Find the lines that include the string "name" and report how many there are. Give no other text.

──────── Records shown

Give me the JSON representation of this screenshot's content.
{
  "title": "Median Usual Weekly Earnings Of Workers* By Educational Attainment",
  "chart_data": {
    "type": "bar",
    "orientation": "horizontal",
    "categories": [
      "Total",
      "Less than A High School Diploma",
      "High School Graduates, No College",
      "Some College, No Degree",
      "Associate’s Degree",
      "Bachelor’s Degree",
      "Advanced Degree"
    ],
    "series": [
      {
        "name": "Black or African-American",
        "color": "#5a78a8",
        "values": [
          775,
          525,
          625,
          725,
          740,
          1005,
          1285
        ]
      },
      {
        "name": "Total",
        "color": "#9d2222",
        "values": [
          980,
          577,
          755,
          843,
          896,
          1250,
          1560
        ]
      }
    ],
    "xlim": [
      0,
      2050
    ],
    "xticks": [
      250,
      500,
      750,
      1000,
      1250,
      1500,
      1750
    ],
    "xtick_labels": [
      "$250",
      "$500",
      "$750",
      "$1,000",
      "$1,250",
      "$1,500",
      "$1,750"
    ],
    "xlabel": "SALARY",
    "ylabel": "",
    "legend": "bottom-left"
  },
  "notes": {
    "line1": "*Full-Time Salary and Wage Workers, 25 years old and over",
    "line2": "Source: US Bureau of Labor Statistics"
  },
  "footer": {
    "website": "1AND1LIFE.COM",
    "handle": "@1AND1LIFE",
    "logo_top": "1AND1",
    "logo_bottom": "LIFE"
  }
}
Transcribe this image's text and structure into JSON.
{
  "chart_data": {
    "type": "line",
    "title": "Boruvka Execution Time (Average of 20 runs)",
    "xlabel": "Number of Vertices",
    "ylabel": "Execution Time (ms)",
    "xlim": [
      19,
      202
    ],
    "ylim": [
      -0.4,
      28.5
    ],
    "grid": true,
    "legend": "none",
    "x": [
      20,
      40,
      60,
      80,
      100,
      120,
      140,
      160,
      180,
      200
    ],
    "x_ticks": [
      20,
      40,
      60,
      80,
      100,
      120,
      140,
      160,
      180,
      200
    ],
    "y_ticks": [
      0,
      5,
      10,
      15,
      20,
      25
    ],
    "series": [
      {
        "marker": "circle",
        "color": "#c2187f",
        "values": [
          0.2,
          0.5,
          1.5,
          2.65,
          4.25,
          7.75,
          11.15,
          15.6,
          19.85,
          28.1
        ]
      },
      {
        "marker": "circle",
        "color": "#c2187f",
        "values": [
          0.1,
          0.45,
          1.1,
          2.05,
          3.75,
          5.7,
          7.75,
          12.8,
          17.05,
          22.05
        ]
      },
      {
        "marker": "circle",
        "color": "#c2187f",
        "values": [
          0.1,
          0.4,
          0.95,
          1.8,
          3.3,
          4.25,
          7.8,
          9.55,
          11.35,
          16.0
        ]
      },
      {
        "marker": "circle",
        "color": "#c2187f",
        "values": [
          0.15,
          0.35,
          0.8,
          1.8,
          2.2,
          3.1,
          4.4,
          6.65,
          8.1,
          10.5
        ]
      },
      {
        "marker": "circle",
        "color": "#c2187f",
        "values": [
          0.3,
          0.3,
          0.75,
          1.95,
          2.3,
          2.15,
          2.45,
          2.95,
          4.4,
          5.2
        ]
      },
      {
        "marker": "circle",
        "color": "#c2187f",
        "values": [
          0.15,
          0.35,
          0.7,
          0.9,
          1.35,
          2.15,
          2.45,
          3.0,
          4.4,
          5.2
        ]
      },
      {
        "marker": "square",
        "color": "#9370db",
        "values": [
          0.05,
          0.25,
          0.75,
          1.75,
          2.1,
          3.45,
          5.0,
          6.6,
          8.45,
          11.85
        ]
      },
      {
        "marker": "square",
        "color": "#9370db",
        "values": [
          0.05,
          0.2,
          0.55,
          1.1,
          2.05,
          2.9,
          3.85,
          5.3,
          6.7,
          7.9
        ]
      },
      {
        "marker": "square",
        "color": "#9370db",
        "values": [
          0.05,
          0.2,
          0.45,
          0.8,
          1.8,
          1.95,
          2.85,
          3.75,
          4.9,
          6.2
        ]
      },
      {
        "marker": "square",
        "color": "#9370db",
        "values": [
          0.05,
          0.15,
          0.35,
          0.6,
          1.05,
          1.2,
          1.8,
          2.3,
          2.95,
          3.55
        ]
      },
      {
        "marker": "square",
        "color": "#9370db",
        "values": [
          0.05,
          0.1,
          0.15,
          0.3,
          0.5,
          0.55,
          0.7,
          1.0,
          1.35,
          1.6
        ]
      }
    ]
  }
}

────────────────

* **Solution for this task**
2